Task to complete. Read the passage on the S&P downgrade of the US credit rating, then decide whether each statement agrees with it: (a) S&P's error inflated US deficits by $2 trillion; (b) S&P re-evaluated its analysis before reaffirming the downgrade; (c) the passage expects institutional investors to sell Treasuries after the downgrade. Answer yes or no for each, and quote the words of the passage that decide it.

According to a release on the US Treasury website, the analysis done by S&P on the US credit rating contained a material error where the agency had inflated US deficits by $2 trillion due to a simple arithmetic mistake.

The Treasury stated that the S&P had originally downgraded the US on the primary basis that debt/GDP was projected to increase rapidly. However, in their corrected estimates, S&P's estimate of debt/GDP was significantly lowered, meaning their primary rationale for the downgrade contained flaws. While S&P acknowledged their mistake to the Treasury on Friday and publicly on Saturday, they simply removed a significant section of their report (part of their primary rationale) and reiterated their decision of downgrading the US without taking any time to re-evaluate their analysis. We believe this certainly raises some questions regarding the credibility and integrity of S&P and also the validity of their analysis.

For more details, visit the release on the US Treasury site.

Further Thoughts on the Downgrade

The impact of the US credit rating downgrade on the US Treasury market is likely very small as it is unlikely institutional investors will sell Treasuries given there is no other good place for them to put their money. Furthermore, credit ratings do not embody actual risk; the investors are the ones who should assess credit worthiness. What is more likely is that rationale investors will simply place lower weighting on the credit rating while maintaining their positions in Treasuries given the limited number of safe havens in today's environment.

Provided data.
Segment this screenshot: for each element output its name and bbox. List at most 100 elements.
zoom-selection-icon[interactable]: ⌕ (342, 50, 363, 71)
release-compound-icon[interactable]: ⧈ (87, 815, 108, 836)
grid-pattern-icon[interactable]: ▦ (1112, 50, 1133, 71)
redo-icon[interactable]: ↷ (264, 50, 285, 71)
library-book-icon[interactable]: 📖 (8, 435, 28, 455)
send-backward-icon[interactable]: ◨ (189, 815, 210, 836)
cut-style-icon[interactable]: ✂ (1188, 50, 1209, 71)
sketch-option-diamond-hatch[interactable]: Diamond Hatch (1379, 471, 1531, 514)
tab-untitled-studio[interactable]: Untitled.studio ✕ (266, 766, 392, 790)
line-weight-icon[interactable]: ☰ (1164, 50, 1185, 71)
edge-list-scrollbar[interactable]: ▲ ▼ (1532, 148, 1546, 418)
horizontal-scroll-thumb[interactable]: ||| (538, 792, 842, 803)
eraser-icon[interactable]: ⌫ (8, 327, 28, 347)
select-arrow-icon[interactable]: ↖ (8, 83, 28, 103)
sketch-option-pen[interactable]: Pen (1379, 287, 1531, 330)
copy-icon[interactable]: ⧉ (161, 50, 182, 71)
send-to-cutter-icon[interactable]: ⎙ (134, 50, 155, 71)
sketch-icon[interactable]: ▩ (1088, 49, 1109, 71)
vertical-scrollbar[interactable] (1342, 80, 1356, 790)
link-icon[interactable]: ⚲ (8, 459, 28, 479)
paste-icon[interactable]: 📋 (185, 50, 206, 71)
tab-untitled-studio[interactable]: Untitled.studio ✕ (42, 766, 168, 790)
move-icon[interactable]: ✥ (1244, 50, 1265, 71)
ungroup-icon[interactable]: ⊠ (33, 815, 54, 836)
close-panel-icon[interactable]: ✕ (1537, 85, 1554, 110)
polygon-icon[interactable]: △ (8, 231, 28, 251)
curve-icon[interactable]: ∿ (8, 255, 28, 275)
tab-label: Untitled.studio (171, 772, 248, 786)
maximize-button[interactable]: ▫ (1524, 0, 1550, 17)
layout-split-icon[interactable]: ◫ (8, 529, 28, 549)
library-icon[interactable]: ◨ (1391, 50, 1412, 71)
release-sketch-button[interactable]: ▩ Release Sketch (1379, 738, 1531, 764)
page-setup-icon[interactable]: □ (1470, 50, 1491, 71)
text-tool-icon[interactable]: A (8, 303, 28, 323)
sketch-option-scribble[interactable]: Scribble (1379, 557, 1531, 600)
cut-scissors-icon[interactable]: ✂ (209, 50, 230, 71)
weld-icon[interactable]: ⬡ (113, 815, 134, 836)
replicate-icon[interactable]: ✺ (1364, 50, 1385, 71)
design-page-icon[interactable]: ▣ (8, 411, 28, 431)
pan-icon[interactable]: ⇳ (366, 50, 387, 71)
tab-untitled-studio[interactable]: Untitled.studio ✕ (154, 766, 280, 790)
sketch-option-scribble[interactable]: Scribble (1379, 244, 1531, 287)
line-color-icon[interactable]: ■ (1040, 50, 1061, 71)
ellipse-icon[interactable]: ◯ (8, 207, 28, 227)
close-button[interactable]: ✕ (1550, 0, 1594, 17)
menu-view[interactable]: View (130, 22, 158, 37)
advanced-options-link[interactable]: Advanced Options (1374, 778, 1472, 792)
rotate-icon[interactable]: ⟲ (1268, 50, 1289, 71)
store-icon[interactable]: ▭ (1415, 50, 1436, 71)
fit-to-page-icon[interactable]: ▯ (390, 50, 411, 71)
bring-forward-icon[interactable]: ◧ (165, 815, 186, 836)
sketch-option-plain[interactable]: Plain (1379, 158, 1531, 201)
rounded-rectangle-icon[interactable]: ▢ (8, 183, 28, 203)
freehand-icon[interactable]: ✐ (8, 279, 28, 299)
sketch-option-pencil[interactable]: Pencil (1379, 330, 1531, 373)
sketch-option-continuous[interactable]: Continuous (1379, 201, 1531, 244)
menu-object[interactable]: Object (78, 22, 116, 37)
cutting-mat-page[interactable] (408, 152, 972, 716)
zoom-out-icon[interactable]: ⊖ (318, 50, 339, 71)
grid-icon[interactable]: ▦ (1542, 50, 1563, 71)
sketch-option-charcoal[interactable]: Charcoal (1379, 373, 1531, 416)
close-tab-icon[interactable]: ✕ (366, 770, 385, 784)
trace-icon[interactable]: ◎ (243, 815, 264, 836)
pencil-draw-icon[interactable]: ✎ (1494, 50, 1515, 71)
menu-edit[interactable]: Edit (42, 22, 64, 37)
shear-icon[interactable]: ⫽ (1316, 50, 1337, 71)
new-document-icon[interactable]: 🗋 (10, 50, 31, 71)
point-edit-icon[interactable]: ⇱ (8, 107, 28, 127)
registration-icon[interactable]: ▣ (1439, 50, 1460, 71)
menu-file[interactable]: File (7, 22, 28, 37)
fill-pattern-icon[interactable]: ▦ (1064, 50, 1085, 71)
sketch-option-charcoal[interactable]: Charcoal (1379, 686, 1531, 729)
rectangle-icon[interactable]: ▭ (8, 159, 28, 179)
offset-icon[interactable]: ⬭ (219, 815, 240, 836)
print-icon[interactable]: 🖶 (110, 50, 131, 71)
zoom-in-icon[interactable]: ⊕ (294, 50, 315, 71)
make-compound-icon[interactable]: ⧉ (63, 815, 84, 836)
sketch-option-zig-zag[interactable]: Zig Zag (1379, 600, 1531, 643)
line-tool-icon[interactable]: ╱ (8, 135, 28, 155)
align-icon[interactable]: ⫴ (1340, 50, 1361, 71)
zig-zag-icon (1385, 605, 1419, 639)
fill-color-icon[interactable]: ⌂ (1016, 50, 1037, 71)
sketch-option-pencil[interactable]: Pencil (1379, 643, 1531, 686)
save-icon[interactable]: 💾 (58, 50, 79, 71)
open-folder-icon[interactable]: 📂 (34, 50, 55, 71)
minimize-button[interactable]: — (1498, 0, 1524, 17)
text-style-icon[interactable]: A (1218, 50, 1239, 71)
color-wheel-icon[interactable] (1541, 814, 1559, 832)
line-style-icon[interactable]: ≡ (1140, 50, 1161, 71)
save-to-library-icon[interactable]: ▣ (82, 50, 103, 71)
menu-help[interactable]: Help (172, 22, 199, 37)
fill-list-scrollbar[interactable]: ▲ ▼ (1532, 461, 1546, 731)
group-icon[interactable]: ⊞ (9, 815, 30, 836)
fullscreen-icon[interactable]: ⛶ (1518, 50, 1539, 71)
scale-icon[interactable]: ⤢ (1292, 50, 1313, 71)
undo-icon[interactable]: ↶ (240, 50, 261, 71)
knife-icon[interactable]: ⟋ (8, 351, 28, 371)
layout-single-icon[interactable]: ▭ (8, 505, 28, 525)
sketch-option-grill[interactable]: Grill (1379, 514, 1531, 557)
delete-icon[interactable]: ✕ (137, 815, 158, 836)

Result below.
(a) Yes: "had inflated US deficits by $2 trillion due to a simple arithmetic mistake"
(b) No: "reiterated their decision of downgrading the US without taking any time to re-evaluate their analysis"
(c) No: "it is unlikely institutional investors will sell Treasuries"